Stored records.
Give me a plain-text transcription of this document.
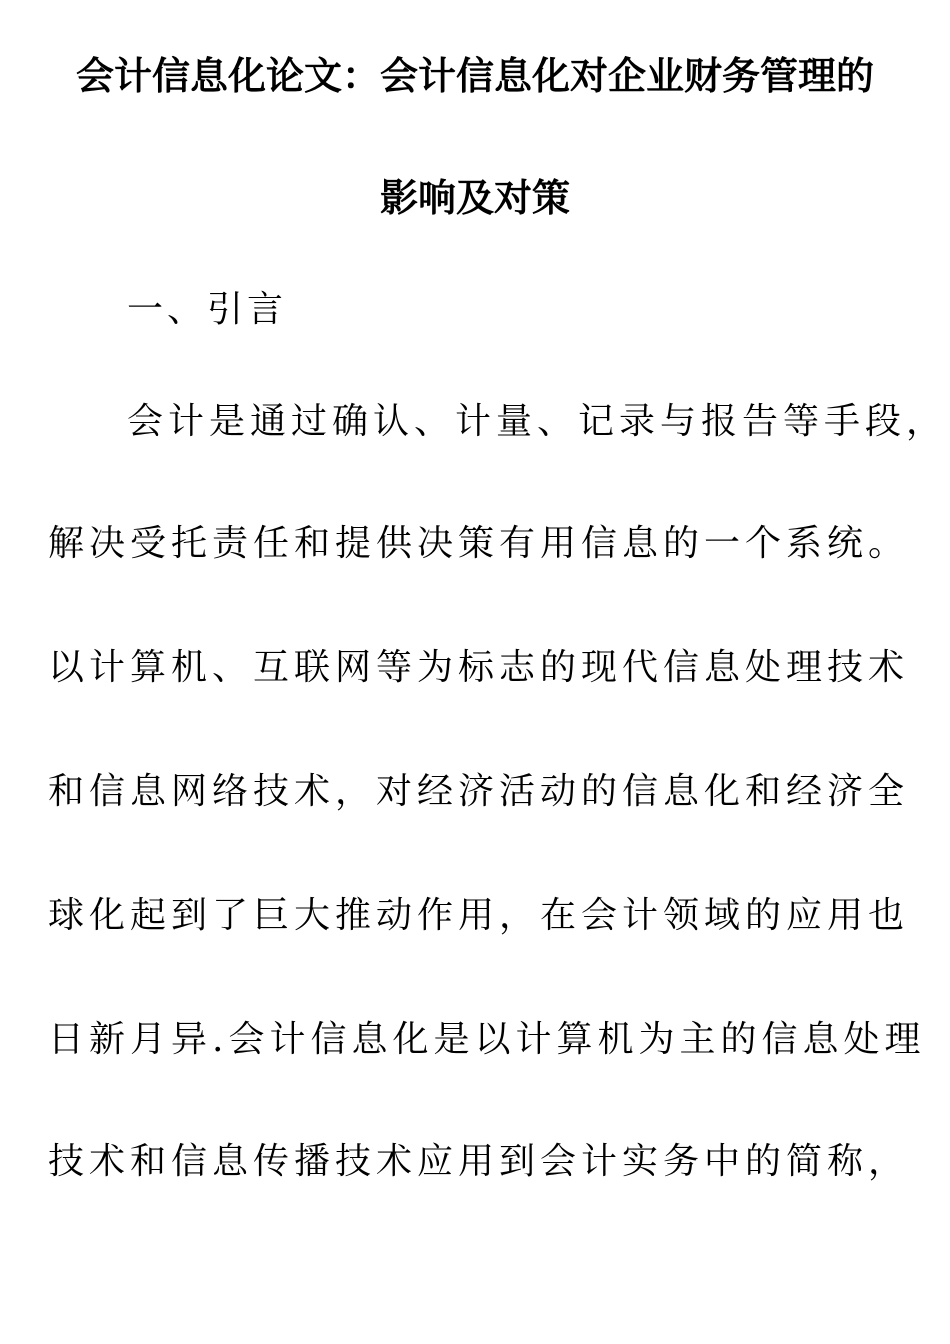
会计信息化论文：会计信息化对企业财务管理的
影响及对策
一、引言
会计是通过确认、计量、记录与报告等手段，
解决受托责任和提供决策有用信息的一个系统。
以计算机、互联网等为标志的现代信息处理技术
和信息网络技术，对经济活动的信息化和经济全
球化起到了巨大推动作用，在会计领域的应用也
日新月异.会计信息化是以计算机为主的信息处理
技术和信息传播技术应用到会计实务中的简称，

DIRECTIVE.
Set down the material exactly, every line of it, except for the pictures.

EXERCISE OUTPUT.
Give me a plain-text transcription of this document.
会计信息化论文：会计信息化对企业财务管理的
影响及对策
一、引言
会计是通过确认、计量、记录与报告等手段，
解决受托责任和提供决策有用信息的一个系统。
以计算机、互联网等为标志的现代信息处理技术
和信息网络技术，对经济活动的信息化和经济全
球化起到了巨大推动作用，在会计领域的应用也
日新月异.会计信息化是以计算机为主的信息处理
技术和信息传播技术应用到会计实务中的简称，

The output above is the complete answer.